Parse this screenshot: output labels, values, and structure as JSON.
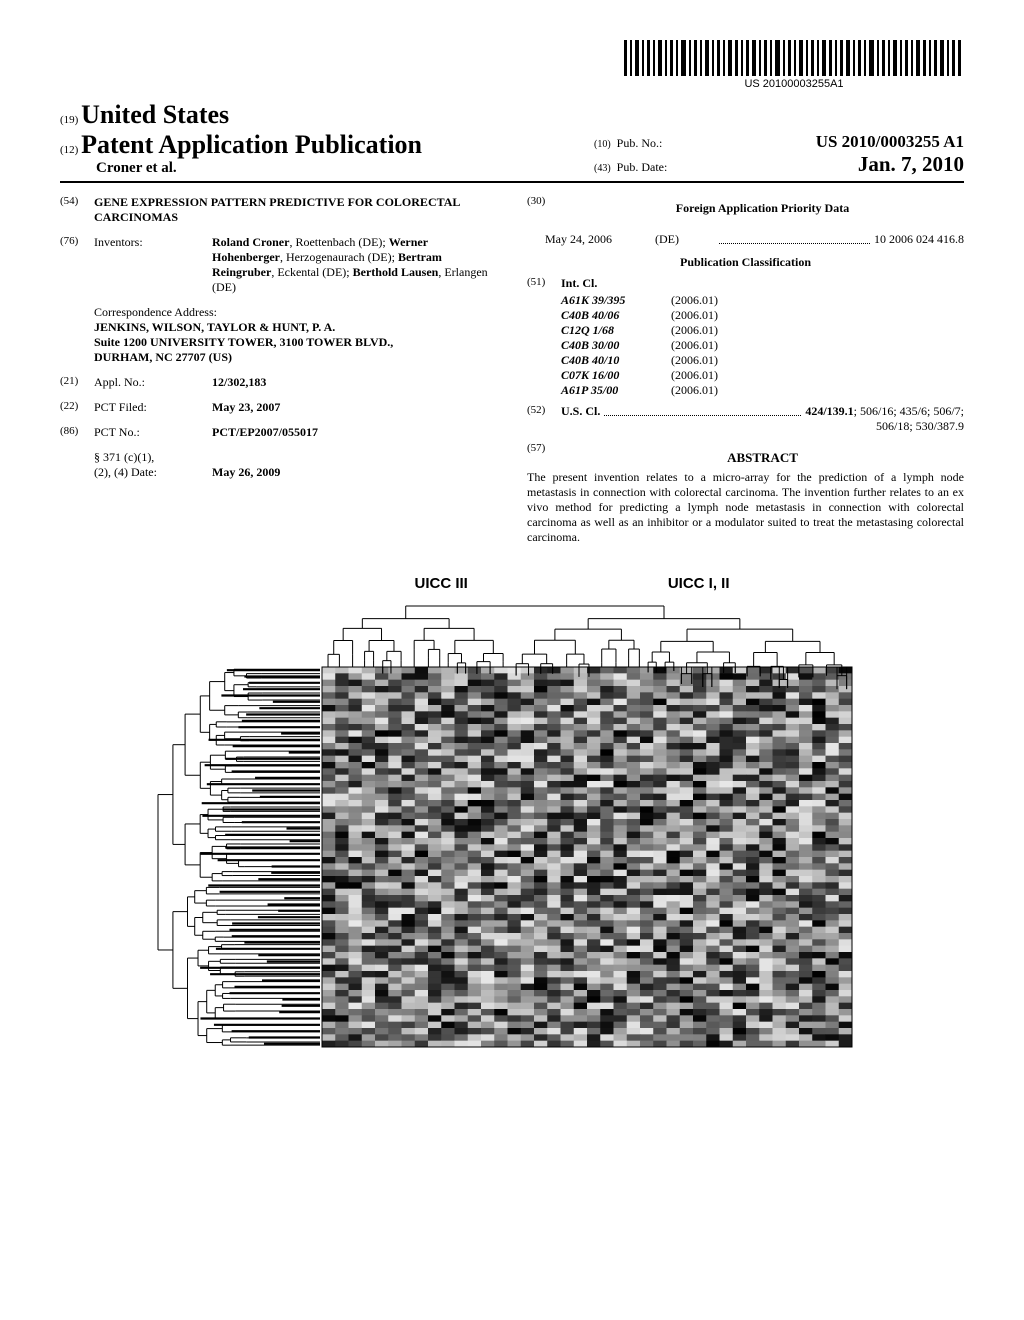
{
  "barcode": {
    "text": "US 20100003255A1"
  },
  "header": {
    "country_code": "(19)",
    "country": "United States",
    "pub_type_code": "(12)",
    "pub_type": "Patent Application Publication",
    "authors": "Croner et al.",
    "pub_no_code": "(10)",
    "pub_no_label": "Pub. No.:",
    "pub_no": "US 2010/0003255 A1",
    "pub_date_code": "(43)",
    "pub_date_label": "Pub. Date:",
    "pub_date": "Jan. 7, 2010"
  },
  "left_col": {
    "title_code": "(54)",
    "title": "GENE EXPRESSION PATTERN PREDICTIVE FOR COLORECTAL CARCINOMAS",
    "inventors_code": "(76)",
    "inventors_label": "Inventors:",
    "inventors": [
      {
        "name": "Roland Croner",
        "loc": "Roettenbach (DE)"
      },
      {
        "name": "Werner Hohenberger",
        "loc": "Herzogenaurach (DE)"
      },
      {
        "name": "Bertram Reingruber",
        "loc": "Eckental (DE)"
      },
      {
        "name": "Berthold Lausen",
        "loc": "Erlangen (DE)"
      }
    ],
    "corr_label": "Correspondence Address:",
    "corr_lines": [
      "JENKINS, WILSON, TAYLOR & HUNT, P. A.",
      "Suite 1200 UNIVERSITY TOWER, 3100 TOWER BLVD.,",
      "DURHAM, NC 27707 (US)"
    ],
    "appl_code": "(21)",
    "appl_label": "Appl. No.:",
    "appl_no": "12/302,183",
    "pct_filed_code": "(22)",
    "pct_filed_label": "PCT Filed:",
    "pct_filed": "May 23, 2007",
    "pct_no_code": "(86)",
    "pct_no_label": "PCT No.:",
    "pct_no": "PCT/EP2007/055017",
    "s371_label": "§ 371 (c)(1),\n(2), (4) Date:",
    "s371_date": "May 26, 2009"
  },
  "right_col": {
    "foreign_code": "(30)",
    "foreign_title": "Foreign Application Priority Data",
    "foreign_date": "May 24, 2006",
    "foreign_country": "(DE)",
    "foreign_num": "10 2006 024 416.8",
    "pubclass_title": "Publication Classification",
    "intcl_code": "(51)",
    "intcl_label": "Int. Cl.",
    "intcl": [
      {
        "cls": "A61K 39/395",
        "yr": "(2006.01)"
      },
      {
        "cls": "C40B 40/06",
        "yr": "(2006.01)"
      },
      {
        "cls": "C12Q 1/68",
        "yr": "(2006.01)"
      },
      {
        "cls": "C40B 30/00",
        "yr": "(2006.01)"
      },
      {
        "cls": "C40B 40/10",
        "yr": "(2006.01)"
      },
      {
        "cls": "C07K 16/00",
        "yr": "(2006.01)"
      },
      {
        "cls": "A61P 35/00",
        "yr": "(2006.01)"
      }
    ],
    "uscl_code": "(52)",
    "uscl_label": "U.S. Cl.",
    "uscl_main": "424/139.1",
    "uscl_rest": "; 506/16; 435/6; 506/7;",
    "uscl_line2": "506/18; 530/387.9",
    "abstract_code": "(57)",
    "abstract_title": "ABSTRACT",
    "abstract_text": "The present invention relates to a micro-array for the prediction of a lymph node metastasis in connection with colorectal carcinoma. The invention further relates to an ex vivo method for predicting a lymph node metastasis in connection with colorectal carcinoma as well as an inhibitor or a modulator suited to treat the metastasing colorectal carcinoma."
  },
  "figure": {
    "label_left": "UICC III",
    "label_right": "UICC I, II",
    "heatmap": {
      "type": "heatmap-dendrogram",
      "rows": 60,
      "cols": 40,
      "row_dendrogram_width": 150,
      "col_dendrogram_height": 55,
      "heatmap_width": 530,
      "heatmap_height": 380,
      "grayscale_min": "#000000",
      "grayscale_max": "#e8e8e8",
      "background": "#ffffff",
      "dendrogram_color": "#000000"
    }
  }
}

• **Aim of the exercise**: Copy out all the entries exactly. Images stay out of the copy.

• **Answer below**:
Parse this screenshot: output labels, values, and structure as JSON.
{
  "barcode": {
    "text": "US 20100003255A1"
  },
  "header": {
    "country_code": "(19)",
    "country": "United States",
    "pub_type_code": "(12)",
    "pub_type": "Patent Application Publication",
    "authors": "Croner et al.",
    "pub_no_code": "(10)",
    "pub_no_label": "Pub. No.:",
    "pub_no": "US 2010/0003255 A1",
    "pub_date_code": "(43)",
    "pub_date_label": "Pub. Date:",
    "pub_date": "Jan. 7, 2010"
  },
  "left_col": {
    "title_code": "(54)",
    "title": "GENE EXPRESSION PATTERN PREDICTIVE FOR COLORECTAL CARCINOMAS",
    "inventors_code": "(76)",
    "inventors_label": "Inventors:",
    "inventors": [
      {
        "name": "Roland Croner",
        "loc": "Roettenbach (DE)"
      },
      {
        "name": "Werner Hohenberger",
        "loc": "Herzogenaurach (DE)"
      },
      {
        "name": "Bertram Reingruber",
        "loc": "Eckental (DE)"
      },
      {
        "name": "Berthold Lausen",
        "loc": "Erlangen (DE)"
      }
    ],
    "corr_label": "Correspondence Address:",
    "corr_lines": [
      "JENKINS, WILSON, TAYLOR & HUNT, P. A.",
      "Suite 1200 UNIVERSITY TOWER, 3100 TOWER BLVD.,",
      "DURHAM, NC 27707 (US)"
    ],
    "appl_code": "(21)",
    "appl_label": "Appl. No.:",
    "appl_no": "12/302,183",
    "pct_filed_code": "(22)",
    "pct_filed_label": "PCT Filed:",
    "pct_filed": "May 23, 2007",
    "pct_no_code": "(86)",
    "pct_no_label": "PCT No.:",
    "pct_no": "PCT/EP2007/055017",
    "s371_label": "§ 371 (c)(1),\n(2), (4) Date:",
    "s371_date": "May 26, 2009"
  },
  "right_col": {
    "foreign_code": "(30)",
    "foreign_title": "Foreign Application Priority Data",
    "foreign_date": "May 24, 2006",
    "foreign_country": "(DE)",
    "foreign_num": "10 2006 024 416.8",
    "pubclass_title": "Publication Classification",
    "intcl_code": "(51)",
    "intcl_label": "Int. Cl.",
    "intcl": [
      {
        "cls": "A61K 39/395",
        "yr": "(2006.01)"
      },
      {
        "cls": "C40B 40/06",
        "yr": "(2006.01)"
      },
      {
        "cls": "C12Q 1/68",
        "yr": "(2006.01)"
      },
      {
        "cls": "C40B 30/00",
        "yr": "(2006.01)"
      },
      {
        "cls": "C40B 40/10",
        "yr": "(2006.01)"
      },
      {
        "cls": "C07K 16/00",
        "yr": "(2006.01)"
      },
      {
        "cls": "A61P 35/00",
        "yr": "(2006.01)"
      }
    ],
    "uscl_code": "(52)",
    "uscl_label": "U.S. Cl.",
    "uscl_main": "424/139.1",
    "uscl_rest": "; 506/16; 435/6; 506/7;",
    "uscl_line2": "506/18; 530/387.9",
    "abstract_code": "(57)",
    "abstract_title": "ABSTRACT",
    "abstract_text": "The present invention relates to a micro-array for the prediction of a lymph node metastasis in connection with colorectal carcinoma. The invention further relates to an ex vivo method for predicting a lymph node metastasis in connection with colorectal carcinoma as well as an inhibitor or a modulator suited to treat the metastasing colorectal carcinoma."
  },
  "figure": {
    "label_left": "UICC III",
    "label_right": "UICC I, II",
    "heatmap": {
      "type": "heatmap-dendrogram",
      "rows": 60,
      "cols": 40,
      "row_dendrogram_width": 150,
      "col_dendrogram_height": 55,
      "heatmap_width": 530,
      "heatmap_height": 380,
      "grayscale_min": "#000000",
      "grayscale_max": "#e8e8e8",
      "background": "#ffffff",
      "dendrogram_color": "#000000"
    }
  }
}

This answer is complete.